Saved entries
===============
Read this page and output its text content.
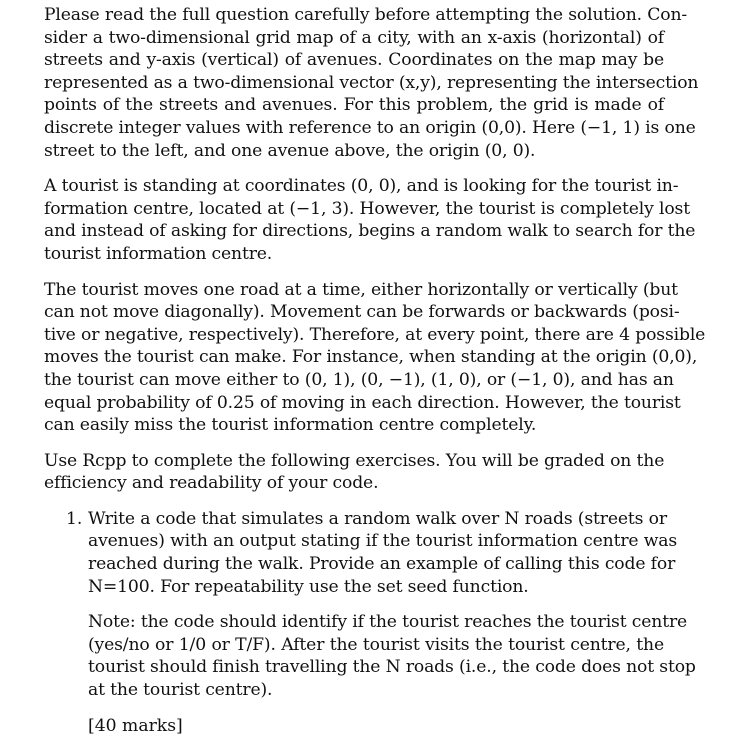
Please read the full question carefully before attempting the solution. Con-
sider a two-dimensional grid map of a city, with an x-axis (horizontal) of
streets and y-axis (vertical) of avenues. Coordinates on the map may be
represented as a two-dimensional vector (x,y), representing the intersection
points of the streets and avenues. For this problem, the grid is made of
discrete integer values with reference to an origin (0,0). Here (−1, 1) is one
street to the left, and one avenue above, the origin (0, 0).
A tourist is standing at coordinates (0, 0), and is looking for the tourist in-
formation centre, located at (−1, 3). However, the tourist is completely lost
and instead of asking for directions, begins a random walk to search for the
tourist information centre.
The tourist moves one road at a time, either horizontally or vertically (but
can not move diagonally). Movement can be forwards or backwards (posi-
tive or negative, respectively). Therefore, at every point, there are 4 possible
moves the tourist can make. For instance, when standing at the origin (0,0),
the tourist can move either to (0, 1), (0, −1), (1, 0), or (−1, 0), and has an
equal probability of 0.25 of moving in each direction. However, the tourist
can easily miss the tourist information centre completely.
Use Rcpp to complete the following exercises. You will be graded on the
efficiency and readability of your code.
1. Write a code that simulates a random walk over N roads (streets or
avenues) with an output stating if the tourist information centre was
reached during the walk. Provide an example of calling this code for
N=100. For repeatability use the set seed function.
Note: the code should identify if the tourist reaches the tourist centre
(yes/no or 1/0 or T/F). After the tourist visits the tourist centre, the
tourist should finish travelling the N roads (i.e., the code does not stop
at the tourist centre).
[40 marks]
===============
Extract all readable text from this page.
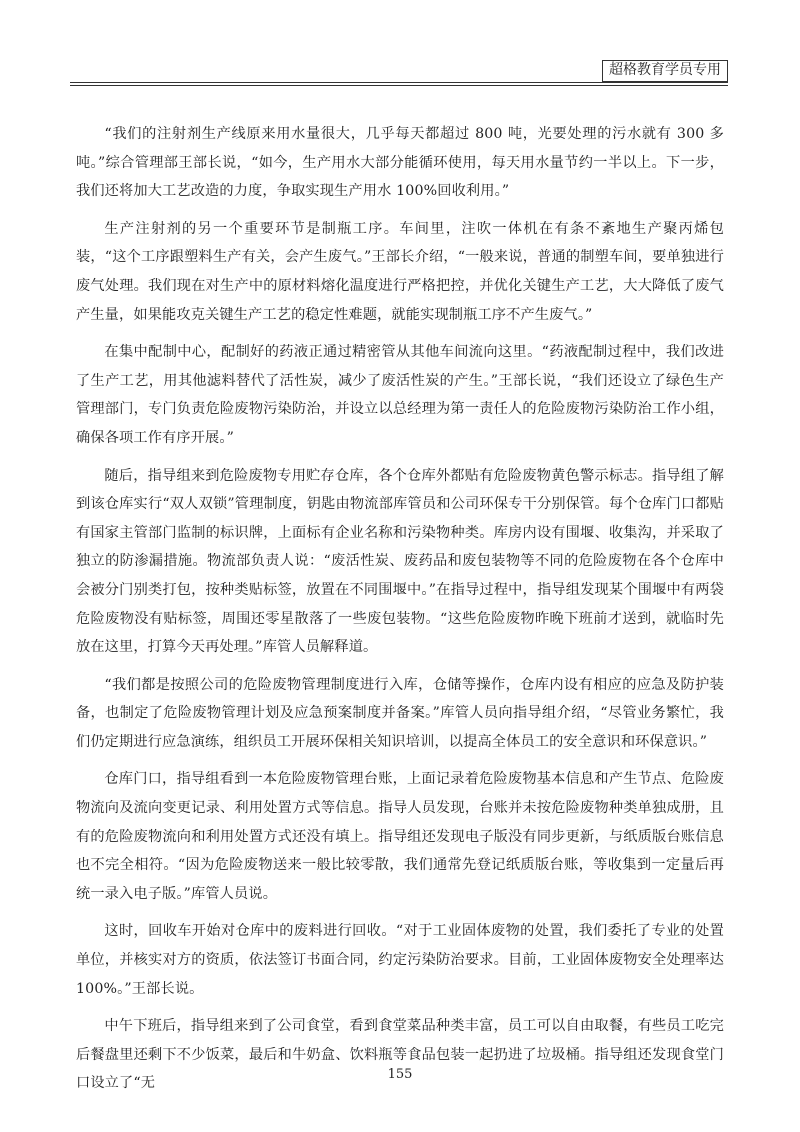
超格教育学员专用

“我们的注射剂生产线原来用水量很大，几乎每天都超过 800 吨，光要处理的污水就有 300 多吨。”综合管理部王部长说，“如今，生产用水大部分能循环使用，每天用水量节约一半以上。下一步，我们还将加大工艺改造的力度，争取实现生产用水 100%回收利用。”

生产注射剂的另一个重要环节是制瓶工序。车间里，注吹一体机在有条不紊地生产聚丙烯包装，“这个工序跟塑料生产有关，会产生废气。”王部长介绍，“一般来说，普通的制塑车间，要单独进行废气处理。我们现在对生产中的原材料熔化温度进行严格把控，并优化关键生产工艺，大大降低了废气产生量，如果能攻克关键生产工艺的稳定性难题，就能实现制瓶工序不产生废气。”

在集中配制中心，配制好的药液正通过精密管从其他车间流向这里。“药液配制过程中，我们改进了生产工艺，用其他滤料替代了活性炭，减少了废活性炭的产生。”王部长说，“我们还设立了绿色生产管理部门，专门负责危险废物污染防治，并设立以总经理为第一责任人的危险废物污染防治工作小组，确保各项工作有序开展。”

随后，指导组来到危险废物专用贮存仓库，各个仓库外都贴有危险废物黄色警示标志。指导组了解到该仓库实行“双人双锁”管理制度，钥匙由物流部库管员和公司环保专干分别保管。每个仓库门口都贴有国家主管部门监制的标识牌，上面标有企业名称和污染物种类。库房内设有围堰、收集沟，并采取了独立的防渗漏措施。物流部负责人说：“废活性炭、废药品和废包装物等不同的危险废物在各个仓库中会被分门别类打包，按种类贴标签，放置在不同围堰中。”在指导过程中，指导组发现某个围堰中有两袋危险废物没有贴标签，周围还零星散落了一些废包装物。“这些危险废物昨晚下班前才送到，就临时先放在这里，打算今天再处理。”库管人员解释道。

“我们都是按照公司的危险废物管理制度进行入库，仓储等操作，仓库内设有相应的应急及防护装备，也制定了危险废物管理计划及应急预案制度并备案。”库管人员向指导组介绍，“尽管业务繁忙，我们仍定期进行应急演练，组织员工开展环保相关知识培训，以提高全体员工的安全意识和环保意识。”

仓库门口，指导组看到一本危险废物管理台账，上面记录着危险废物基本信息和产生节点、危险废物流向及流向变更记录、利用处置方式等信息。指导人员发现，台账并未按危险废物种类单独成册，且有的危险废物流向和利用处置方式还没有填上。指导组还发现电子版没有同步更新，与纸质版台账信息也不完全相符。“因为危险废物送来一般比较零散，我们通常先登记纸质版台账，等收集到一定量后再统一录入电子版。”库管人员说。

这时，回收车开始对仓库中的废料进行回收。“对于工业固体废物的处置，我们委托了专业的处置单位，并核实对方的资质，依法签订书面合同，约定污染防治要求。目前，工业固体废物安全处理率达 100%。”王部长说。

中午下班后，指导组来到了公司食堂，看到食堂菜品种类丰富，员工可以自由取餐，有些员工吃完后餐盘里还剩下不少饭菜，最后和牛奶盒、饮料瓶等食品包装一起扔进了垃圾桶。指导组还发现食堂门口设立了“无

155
===============
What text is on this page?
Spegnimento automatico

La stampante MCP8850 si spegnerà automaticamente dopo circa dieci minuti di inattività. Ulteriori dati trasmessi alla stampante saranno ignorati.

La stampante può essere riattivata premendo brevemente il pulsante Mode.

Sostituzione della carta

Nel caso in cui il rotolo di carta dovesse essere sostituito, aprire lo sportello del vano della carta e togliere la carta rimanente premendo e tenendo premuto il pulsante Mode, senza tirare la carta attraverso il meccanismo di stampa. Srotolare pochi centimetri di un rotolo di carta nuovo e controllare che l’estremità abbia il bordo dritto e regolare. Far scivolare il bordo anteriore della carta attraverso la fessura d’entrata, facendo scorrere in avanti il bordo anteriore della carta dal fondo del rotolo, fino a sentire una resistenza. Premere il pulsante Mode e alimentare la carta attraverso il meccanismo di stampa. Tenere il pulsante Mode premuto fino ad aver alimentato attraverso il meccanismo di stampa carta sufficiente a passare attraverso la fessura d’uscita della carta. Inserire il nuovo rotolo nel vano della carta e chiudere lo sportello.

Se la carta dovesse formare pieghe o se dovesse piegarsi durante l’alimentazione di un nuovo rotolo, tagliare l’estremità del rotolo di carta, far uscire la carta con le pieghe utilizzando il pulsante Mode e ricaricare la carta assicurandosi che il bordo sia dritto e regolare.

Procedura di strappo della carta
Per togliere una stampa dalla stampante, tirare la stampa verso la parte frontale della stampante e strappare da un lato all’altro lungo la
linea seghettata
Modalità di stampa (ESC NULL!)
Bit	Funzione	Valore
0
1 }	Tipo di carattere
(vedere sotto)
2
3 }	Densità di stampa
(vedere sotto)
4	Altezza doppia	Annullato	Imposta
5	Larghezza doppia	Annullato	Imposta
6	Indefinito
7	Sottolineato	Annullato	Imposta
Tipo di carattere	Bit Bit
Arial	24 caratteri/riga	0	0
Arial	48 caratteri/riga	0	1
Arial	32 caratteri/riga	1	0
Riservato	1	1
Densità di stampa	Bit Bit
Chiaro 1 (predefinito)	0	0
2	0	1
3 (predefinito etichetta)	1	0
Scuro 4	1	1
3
===============
EXERCISE DESCRIPTION:
Of all the lines in the listing above, how many include "output"? Write only the number.

EXERCISE RESPONSE:
2